• GIVEN REQUEST: Gather all lines in the entries below that include the word "GOLD".
## Start DATASET RECORDS
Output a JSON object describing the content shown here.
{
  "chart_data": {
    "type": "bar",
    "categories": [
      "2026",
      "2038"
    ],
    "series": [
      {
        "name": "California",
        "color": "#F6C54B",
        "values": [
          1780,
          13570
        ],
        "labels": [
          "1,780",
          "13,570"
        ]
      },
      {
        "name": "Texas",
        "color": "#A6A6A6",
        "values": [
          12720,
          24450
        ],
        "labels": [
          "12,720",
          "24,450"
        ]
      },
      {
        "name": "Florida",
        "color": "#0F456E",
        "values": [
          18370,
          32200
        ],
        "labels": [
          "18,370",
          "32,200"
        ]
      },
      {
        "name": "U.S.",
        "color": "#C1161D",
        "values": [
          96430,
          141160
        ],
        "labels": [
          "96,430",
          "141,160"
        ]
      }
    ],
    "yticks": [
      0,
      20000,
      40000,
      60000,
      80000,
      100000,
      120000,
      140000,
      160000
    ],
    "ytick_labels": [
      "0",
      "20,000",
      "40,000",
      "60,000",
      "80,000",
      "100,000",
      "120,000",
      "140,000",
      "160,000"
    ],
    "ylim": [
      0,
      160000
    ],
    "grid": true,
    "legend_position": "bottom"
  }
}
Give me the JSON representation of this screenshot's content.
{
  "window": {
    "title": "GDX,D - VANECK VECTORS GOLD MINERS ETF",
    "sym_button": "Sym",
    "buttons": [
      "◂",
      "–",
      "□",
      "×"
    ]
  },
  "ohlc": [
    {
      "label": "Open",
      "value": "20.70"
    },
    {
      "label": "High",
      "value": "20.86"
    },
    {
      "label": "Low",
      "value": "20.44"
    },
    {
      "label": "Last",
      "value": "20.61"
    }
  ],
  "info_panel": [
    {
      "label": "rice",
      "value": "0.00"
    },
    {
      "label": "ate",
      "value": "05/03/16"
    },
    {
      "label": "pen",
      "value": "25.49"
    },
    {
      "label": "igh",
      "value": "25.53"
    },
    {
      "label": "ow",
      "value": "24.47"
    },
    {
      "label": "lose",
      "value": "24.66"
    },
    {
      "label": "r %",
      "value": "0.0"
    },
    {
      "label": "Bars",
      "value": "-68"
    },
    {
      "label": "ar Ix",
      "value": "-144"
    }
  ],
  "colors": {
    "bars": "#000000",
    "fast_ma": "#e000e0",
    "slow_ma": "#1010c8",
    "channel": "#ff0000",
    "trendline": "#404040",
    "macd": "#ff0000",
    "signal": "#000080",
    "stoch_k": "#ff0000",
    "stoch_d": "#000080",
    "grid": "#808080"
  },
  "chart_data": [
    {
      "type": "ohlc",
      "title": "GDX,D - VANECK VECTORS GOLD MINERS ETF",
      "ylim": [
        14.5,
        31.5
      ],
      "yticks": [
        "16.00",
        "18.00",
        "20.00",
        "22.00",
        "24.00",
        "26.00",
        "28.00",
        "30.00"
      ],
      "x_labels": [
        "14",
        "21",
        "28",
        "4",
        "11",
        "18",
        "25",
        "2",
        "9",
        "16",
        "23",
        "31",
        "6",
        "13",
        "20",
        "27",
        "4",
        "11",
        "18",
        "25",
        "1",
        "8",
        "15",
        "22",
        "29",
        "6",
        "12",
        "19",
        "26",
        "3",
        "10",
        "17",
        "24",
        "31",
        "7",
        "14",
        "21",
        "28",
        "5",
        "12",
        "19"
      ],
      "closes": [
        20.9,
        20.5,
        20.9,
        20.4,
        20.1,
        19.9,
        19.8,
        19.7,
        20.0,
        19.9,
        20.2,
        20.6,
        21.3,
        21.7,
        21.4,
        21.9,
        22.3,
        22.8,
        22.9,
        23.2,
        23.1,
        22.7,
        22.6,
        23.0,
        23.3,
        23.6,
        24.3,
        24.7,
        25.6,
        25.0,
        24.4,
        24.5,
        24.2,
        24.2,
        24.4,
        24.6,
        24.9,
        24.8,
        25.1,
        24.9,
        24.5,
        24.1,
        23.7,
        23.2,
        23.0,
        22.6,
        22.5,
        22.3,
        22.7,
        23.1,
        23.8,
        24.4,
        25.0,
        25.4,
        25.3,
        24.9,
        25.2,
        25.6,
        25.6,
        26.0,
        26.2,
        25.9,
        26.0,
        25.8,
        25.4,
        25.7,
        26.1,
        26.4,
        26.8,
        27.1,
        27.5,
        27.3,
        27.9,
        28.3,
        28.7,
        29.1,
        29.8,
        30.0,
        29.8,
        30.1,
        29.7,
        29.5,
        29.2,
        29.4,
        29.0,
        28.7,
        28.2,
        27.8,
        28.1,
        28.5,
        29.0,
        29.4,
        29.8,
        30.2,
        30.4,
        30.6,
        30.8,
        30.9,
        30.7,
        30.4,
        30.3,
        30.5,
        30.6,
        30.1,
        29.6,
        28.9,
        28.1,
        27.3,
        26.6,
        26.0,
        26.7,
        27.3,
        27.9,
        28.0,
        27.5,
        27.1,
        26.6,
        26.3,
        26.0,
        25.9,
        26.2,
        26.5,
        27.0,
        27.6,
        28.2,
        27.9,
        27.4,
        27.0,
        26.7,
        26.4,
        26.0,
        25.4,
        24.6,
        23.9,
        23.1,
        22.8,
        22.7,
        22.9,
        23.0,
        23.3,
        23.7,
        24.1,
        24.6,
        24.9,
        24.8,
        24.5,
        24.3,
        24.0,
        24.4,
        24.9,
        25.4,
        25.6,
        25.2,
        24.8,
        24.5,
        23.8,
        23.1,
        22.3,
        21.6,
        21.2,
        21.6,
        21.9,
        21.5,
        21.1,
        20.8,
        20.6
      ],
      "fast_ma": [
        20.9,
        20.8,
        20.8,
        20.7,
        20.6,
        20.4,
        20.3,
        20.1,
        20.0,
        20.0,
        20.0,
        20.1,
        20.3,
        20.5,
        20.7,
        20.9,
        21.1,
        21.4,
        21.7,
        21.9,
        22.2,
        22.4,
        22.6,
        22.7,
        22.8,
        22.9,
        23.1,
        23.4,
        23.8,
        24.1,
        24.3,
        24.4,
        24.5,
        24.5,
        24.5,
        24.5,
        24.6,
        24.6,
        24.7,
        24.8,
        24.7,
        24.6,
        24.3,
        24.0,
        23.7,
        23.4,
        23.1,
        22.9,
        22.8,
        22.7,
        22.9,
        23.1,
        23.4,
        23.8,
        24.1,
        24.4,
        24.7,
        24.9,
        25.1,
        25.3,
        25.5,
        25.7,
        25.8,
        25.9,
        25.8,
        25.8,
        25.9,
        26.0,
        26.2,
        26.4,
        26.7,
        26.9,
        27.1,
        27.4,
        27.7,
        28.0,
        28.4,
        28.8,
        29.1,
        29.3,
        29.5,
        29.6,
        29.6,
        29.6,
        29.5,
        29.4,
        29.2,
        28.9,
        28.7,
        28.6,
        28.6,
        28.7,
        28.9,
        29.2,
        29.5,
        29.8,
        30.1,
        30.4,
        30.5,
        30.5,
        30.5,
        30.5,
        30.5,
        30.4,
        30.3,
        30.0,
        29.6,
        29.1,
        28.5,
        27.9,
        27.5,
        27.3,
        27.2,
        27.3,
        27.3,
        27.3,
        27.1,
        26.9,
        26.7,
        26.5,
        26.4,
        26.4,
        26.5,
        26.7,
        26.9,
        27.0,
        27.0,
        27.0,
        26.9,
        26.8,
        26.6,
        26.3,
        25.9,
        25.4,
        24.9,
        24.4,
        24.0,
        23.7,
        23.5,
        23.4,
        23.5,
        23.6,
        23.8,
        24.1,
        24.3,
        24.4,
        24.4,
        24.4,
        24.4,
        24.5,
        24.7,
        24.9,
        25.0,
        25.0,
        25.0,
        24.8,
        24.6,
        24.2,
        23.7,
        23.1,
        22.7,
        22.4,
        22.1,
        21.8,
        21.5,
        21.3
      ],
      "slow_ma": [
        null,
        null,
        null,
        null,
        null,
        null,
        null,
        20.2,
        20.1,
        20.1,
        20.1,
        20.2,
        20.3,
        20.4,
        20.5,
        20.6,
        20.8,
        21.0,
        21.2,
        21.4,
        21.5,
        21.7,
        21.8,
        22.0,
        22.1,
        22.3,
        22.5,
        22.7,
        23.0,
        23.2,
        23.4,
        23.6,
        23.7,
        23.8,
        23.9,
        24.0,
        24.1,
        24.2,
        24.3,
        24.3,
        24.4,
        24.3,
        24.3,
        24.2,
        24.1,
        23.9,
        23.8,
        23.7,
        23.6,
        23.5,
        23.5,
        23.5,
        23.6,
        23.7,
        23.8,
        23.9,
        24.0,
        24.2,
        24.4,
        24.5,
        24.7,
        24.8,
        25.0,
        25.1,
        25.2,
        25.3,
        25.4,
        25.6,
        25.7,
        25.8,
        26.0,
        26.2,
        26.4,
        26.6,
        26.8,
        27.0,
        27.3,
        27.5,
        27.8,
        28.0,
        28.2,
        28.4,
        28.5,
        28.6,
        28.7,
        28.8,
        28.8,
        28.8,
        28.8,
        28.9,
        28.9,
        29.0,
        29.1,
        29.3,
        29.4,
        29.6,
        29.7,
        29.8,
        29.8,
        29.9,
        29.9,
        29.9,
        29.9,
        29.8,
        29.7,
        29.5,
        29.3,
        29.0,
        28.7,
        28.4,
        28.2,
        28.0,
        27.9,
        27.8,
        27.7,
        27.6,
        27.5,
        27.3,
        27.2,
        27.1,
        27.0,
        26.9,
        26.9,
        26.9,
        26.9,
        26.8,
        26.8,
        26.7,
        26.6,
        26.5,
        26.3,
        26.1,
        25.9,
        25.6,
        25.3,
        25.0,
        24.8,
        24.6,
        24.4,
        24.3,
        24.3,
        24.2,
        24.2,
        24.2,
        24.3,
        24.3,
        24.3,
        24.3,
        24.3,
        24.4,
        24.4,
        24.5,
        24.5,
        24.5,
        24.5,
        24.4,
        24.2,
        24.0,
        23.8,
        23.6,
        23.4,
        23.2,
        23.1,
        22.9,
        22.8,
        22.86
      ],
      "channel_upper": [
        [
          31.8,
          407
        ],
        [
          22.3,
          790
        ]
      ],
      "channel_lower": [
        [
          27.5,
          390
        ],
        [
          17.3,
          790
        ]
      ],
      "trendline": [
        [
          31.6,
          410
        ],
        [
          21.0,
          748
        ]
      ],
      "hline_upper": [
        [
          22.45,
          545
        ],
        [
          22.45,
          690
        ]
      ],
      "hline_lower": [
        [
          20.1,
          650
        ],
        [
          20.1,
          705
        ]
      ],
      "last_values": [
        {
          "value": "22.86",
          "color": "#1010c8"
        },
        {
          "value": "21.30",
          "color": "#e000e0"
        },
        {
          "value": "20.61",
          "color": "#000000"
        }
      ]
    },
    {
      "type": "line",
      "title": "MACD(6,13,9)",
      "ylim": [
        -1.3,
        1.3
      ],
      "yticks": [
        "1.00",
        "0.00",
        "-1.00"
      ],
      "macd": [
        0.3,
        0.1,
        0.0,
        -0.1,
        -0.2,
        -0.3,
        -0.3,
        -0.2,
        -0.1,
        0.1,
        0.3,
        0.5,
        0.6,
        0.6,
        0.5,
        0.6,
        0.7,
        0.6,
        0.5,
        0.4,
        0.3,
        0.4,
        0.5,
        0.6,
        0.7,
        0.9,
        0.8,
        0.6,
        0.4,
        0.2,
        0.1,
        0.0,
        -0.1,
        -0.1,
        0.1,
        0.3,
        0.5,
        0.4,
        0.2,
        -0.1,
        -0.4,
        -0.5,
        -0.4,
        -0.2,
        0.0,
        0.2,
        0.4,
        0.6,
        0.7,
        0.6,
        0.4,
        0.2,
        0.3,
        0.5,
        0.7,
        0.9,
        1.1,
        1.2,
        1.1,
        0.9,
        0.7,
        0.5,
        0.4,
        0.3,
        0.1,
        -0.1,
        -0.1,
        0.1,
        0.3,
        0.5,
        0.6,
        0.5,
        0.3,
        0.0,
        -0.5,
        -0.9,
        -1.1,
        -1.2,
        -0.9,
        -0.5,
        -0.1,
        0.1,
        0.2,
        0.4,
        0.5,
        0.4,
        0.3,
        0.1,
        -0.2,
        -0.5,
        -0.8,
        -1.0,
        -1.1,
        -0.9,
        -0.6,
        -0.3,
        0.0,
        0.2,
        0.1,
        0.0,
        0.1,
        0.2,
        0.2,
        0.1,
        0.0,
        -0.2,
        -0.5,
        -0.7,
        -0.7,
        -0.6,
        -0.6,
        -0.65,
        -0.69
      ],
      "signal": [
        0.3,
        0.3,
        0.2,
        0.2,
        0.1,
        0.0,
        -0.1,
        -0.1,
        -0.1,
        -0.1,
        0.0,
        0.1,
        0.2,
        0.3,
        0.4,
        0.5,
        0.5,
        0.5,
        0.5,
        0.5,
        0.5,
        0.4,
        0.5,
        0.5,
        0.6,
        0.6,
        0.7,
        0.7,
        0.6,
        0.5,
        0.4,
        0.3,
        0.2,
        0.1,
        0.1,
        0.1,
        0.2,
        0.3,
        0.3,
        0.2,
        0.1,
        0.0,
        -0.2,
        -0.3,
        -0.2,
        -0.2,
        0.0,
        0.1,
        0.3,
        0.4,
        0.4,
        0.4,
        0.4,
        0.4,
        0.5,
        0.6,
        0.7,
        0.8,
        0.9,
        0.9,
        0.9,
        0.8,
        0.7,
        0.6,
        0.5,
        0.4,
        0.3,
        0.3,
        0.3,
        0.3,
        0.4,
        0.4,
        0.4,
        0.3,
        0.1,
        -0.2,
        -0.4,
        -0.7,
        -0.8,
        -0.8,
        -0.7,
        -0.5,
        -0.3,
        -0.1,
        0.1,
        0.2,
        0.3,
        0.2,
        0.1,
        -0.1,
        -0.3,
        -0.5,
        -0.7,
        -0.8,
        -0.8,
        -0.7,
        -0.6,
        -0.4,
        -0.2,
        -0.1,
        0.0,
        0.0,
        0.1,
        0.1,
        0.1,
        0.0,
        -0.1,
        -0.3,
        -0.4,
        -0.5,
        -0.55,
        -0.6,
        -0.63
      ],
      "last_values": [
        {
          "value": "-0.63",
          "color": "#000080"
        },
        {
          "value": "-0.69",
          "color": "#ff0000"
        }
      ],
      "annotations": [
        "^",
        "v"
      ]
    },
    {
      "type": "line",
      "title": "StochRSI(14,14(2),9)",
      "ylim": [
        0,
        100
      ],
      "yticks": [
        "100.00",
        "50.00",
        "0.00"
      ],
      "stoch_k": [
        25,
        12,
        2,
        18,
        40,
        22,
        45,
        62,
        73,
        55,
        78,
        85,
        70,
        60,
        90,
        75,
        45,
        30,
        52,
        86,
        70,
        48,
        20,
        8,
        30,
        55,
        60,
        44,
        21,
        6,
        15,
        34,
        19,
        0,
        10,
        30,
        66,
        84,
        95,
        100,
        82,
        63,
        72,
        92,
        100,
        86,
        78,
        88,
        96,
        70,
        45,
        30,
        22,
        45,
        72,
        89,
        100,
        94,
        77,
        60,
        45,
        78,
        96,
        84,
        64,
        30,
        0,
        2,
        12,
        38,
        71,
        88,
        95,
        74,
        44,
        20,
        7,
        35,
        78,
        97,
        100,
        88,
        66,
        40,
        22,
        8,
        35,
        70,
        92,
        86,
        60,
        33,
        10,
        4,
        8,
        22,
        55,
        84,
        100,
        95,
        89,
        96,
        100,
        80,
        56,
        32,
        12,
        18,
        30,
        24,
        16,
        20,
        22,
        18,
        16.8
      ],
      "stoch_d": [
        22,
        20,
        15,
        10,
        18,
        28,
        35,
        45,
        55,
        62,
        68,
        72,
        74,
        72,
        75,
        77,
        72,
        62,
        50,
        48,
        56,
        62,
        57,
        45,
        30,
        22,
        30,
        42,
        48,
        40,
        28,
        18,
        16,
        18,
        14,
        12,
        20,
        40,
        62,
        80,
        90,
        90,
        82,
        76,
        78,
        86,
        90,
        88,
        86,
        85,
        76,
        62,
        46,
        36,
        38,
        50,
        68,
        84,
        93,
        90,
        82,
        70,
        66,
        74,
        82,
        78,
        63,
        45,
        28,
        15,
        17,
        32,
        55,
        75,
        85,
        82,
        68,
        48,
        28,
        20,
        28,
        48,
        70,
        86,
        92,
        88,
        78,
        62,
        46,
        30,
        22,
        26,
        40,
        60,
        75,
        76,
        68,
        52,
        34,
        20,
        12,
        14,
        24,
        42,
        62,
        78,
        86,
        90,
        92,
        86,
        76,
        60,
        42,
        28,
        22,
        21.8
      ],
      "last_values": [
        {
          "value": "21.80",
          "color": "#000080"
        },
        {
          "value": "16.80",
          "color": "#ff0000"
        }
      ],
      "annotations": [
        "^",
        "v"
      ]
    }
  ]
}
## End DATASET RECORDS
• RESULT OF THE TASK:
    "title": "GDX,D - VANECK VECTORS GOLD MINERS ETF",
      "title": "GDX,D - VANECK VECTORS GOLD MINERS ETF",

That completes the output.